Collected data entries
--- --- ---

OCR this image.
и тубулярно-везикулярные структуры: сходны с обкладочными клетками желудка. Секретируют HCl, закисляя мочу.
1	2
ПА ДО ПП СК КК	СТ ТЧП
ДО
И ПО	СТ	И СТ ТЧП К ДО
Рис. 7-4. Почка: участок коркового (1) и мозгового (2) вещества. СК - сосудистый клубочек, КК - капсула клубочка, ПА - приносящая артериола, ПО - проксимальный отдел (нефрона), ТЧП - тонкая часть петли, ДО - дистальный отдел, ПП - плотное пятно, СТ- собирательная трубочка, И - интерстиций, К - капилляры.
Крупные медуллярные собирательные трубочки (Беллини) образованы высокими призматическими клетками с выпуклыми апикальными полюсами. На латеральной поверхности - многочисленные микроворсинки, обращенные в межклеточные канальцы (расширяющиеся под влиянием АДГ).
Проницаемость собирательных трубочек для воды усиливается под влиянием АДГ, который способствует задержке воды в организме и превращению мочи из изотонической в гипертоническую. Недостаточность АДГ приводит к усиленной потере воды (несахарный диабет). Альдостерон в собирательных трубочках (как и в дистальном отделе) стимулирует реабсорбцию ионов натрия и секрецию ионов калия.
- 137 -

--- --- ---

* Aim of the exercise *
Across the preceding material, how many lines contain the word "клетками"? State the number alone.

* Answer in full *
2